--- Start PAGE ---

However there is still one thing I cannot solve, one thing I am desperate for the secret to, one thing that has left me completely and utterly stumped! Where does the time go? Before the children were born I heard this phrase from numerous people at different occasions I would usually smile in agreement and sometimes reply with "yes today has gone quick" or "time flies when your having fun". But I never fully understood what happened to one of the most logical and understandable things human kind concocted until I was blessed with my little time wasters. You may be horrified at the term 'time wasters' being used on my own children but I use it in an affectionate way. I have often and I am sure I am not alone got stuck into cleaning the cooker your up to your elbows in grease and grime from last weeks (and the week before if your honest) roast dinner. The power spray is foaming and you are scrubbing realisation of why you were putting this job off dawning on you. Your 1 year old is asleep your not going to hear from him for at least an hour, your 3 year old is in front of the telly peppa pig on a loop snack, drink all within his easy reach and you put him on the loo before you started you should have 20 minutes to get this job done before he gets bored. The scrubbing is in full swing when in he walks in "mummy" his voice rising at the end you don't look at him, head stuffed in the oven, you hear the peppa pig theme tune, a new episode he will hear it and retake his seat in the sitting room. He doesn't!
"Mummy I want you sit down with me, I want tuddle (cuddle) pleeeeease" don't look at him you know if you look at him, at that blonde hair and big brown eyes you will give in you will stop. "Mummy I want a tuddle" he's crying you come out of the oven and look at his baby face the chubby hold still on his neck and wrists these years go so quickly and you had sworn u would enjoy every cuddle before they stopped wanting them. One cuddle won't make to much difference after all a cuddle only lasts 5 minutes. You take off your marigolds "5 minutes 1 peppa pig episode ok" I am saying this for my benefit more than his. "Ok mummy" he beams that huge smile and jumps up and down on the spot with excitement.
Do you sit for 5 minutes? Do you sit for 1 episode? No he sits so perfectly still holding you so tight that you both fall asleep before Peppa finds the ball in the tall grass. You wake up in a panic just before you have to leave to pick up the girls from school - where did the time go I haven't checked more than 3 things off my to do list.

--- End PAGE ---
--- Start DATA SECTION ---

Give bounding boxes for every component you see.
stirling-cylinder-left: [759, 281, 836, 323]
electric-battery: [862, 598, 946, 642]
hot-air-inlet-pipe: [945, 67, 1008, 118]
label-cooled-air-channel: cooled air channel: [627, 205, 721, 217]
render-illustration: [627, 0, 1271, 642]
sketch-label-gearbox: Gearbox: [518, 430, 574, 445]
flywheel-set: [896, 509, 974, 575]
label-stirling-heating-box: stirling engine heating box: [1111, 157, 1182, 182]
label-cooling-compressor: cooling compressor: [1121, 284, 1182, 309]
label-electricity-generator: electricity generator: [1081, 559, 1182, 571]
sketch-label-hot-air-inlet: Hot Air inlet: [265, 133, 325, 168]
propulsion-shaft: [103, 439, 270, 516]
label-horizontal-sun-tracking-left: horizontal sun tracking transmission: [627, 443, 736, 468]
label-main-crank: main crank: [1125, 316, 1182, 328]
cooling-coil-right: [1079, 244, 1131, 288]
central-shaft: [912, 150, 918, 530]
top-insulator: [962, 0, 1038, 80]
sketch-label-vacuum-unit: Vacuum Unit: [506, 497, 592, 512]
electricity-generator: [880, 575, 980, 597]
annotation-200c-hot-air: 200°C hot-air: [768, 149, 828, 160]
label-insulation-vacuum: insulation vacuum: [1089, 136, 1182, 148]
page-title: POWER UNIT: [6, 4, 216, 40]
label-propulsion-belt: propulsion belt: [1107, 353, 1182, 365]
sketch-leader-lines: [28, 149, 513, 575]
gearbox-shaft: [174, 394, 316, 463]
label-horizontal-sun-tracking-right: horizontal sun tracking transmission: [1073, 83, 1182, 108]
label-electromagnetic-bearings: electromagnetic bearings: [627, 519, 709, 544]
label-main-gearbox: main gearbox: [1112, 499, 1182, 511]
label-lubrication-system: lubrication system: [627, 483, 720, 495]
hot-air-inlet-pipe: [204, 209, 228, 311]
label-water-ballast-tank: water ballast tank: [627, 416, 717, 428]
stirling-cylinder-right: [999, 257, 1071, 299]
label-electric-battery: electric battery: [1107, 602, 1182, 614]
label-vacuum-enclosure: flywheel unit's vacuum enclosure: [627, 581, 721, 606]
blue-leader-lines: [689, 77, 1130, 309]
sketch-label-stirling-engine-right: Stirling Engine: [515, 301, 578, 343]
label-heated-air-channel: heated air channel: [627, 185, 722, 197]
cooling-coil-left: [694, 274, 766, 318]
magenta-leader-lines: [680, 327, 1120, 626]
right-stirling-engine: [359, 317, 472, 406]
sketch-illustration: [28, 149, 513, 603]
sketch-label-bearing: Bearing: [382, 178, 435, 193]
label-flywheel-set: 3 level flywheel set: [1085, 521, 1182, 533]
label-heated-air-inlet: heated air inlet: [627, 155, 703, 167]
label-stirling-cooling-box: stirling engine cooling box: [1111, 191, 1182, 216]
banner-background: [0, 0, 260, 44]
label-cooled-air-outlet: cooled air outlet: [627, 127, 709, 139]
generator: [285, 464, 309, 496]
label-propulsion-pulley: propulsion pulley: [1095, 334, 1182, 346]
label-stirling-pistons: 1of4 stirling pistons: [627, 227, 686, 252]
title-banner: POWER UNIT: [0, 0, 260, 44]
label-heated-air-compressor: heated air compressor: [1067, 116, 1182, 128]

--- End DATA SECTION ---

* [WRITTEN TASKS]:
A: Answer these about the blog post on where the time goes:
(i) How many minutes does the narrator expect to have before the 3 year old gets bored?
(ii) What word does the 3 year old use for "cuddle"?
(iii) Who does the narrator have to leave to pick up from school after waking?
B: Retype the passage of the blog post on where the time goes that opens with the words containing "Do you sit for 5" and closes with "to do list.".

* [EXPECTED RESPONSES]:
A:
(i) 20 minutes
(ii) "tuddle"
(iii) The girls

B:
Do you sit for 5 minutes? Do you sit for 1 episode? No he sits so perfectly still holding you so tight that you both fall asleep before Peppa finds the ball in the tall grass. You wake up in a panic just before you have to leave to pick up the girls from school - where did the time go I haven't checked more than 3 things off my to do list.